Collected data
====
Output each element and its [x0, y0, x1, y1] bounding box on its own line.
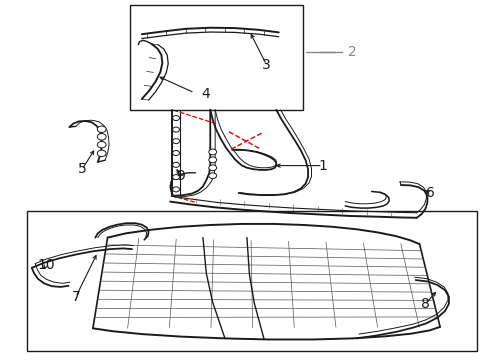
Circle shape — [172, 116, 179, 121]
Circle shape — [208, 149, 216, 155]
Circle shape — [97, 126, 106, 132]
Circle shape — [172, 175, 179, 180]
Text: 5: 5 — [78, 162, 86, 176]
Circle shape — [97, 134, 106, 140]
Circle shape — [172, 139, 179, 144]
Circle shape — [172, 162, 179, 167]
Text: 4: 4 — [201, 87, 209, 100]
Text: 1: 1 — [318, 159, 326, 172]
Circle shape — [97, 141, 106, 148]
Circle shape — [208, 157, 216, 163]
Text: 7: 7 — [71, 290, 80, 304]
Circle shape — [172, 150, 179, 156]
Text: 6: 6 — [425, 186, 434, 199]
Circle shape — [208, 173, 216, 179]
Circle shape — [172, 187, 179, 192]
Text: 10: 10 — [38, 258, 55, 271]
Text: 2: 2 — [347, 45, 356, 59]
Circle shape — [172, 127, 179, 132]
Text: 3: 3 — [262, 58, 270, 72]
Text: 9: 9 — [176, 170, 185, 183]
Circle shape — [208, 165, 216, 171]
Text: 8: 8 — [420, 297, 429, 311]
Circle shape — [97, 150, 106, 157]
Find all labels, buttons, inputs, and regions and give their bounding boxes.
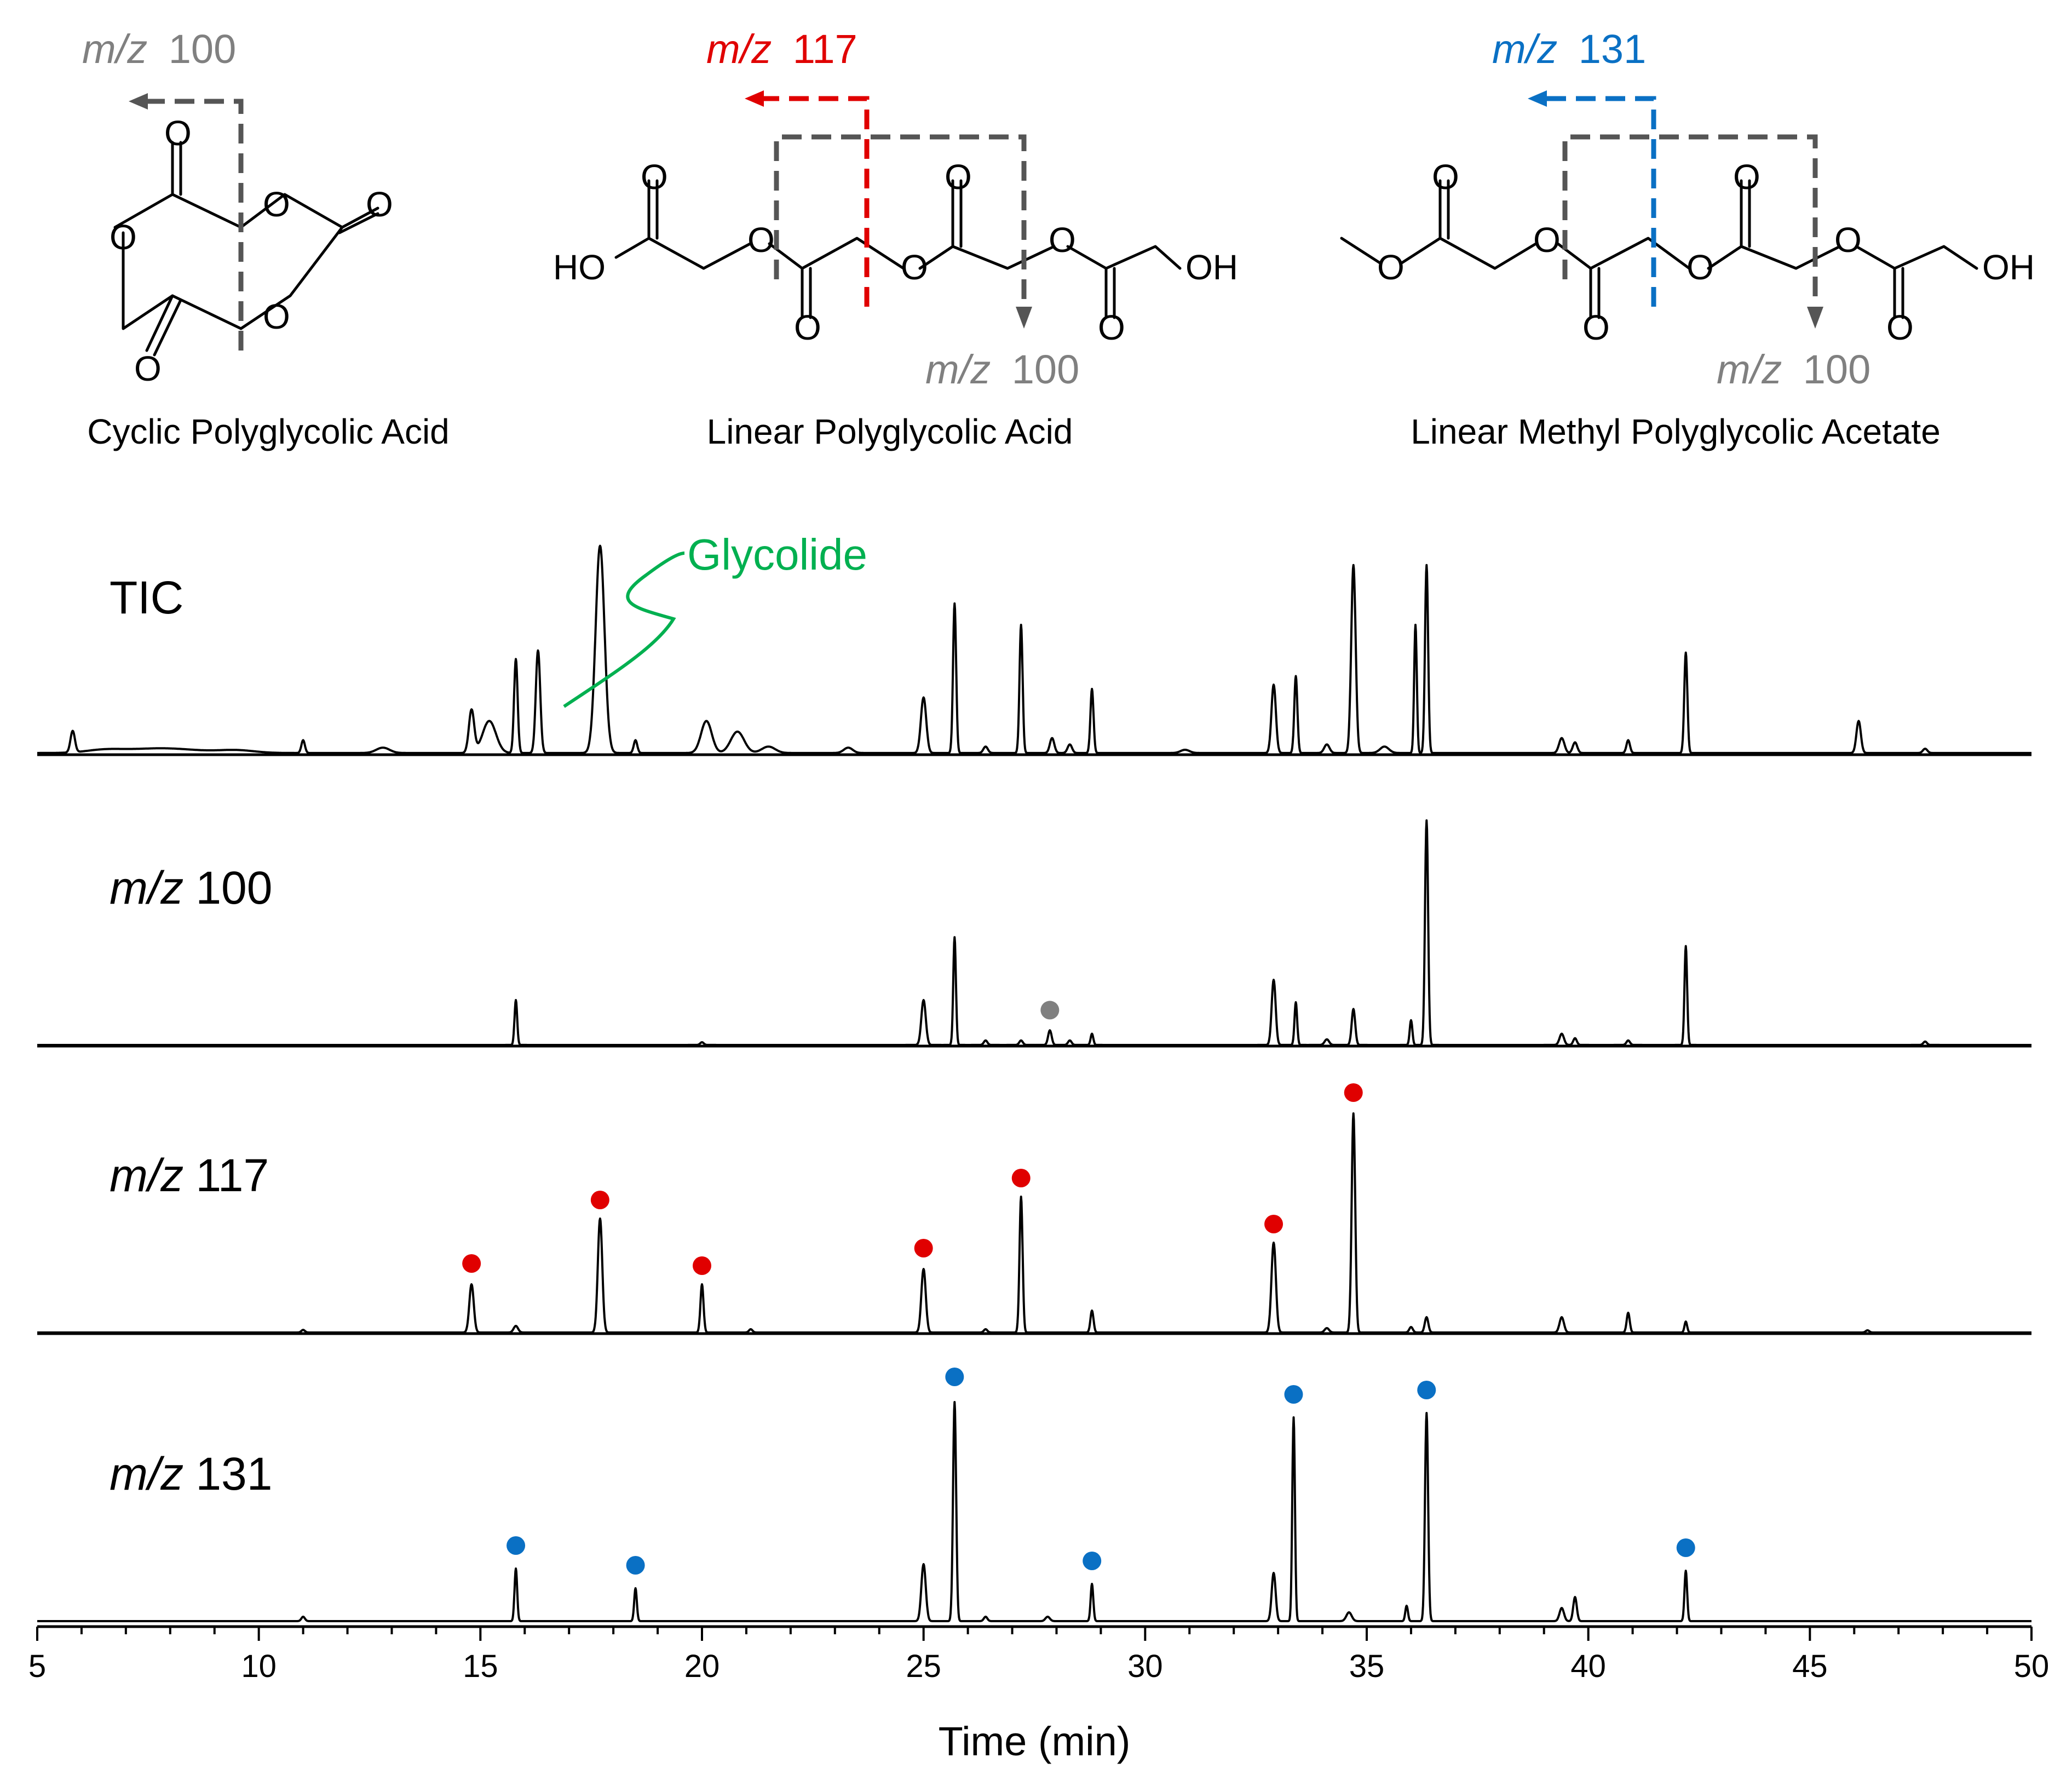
====
# Your objective:
Convert every line of the items above into a numbered list, omitting any blank lines. Leave the pictures out of the answer.

# Output for this task:
1. Output each element and its [x0, y0, x1, y1] bounding box on its own line.
2. Circle shape — [172, 116, 179, 121]
3. Circle shape — [208, 149, 216, 155]
4. Circle shape — [97, 126, 106, 132]
5. Circle shape — [172, 175, 179, 180]
6. Text: 5: 5 — [78, 162, 86, 176]
7. Circle shape — [97, 134, 106, 140]
8. Circle shape — [172, 139, 179, 144]
9. Circle shape — [172, 162, 179, 167]
10. Text: 4: 4 — [201, 87, 209, 100]
11. Text: 1: 1 — [318, 159, 326, 172]
12. Circle shape — [97, 141, 106, 148]
13. Circle shape — [208, 157, 216, 163]
14. Text: 7: 7 — [71, 290, 80, 304]
15. Circle shape — [172, 150, 179, 156]
16. Text: 6: 6 — [425, 186, 434, 199]
17. Circle shape — [208, 173, 216, 179]
18. Circle shape — [172, 187, 179, 192]
19. Text: 10: 10 — [38, 258, 55, 271]
20. Text: 2: 2 — [347, 45, 356, 59]
21. Circle shape — [172, 127, 179, 132]
22. Text: 3: 3 — [262, 58, 270, 72]
23. Text: 9: 9 — [176, 170, 185, 183]
24. Circle shape — [208, 165, 216, 171]
25. Text: 8: 8 — [420, 297, 429, 311]
26. Circle shape — [97, 150, 106, 157]
27. Find all labels, buttons, inputs, and regions and give their bounding boxes.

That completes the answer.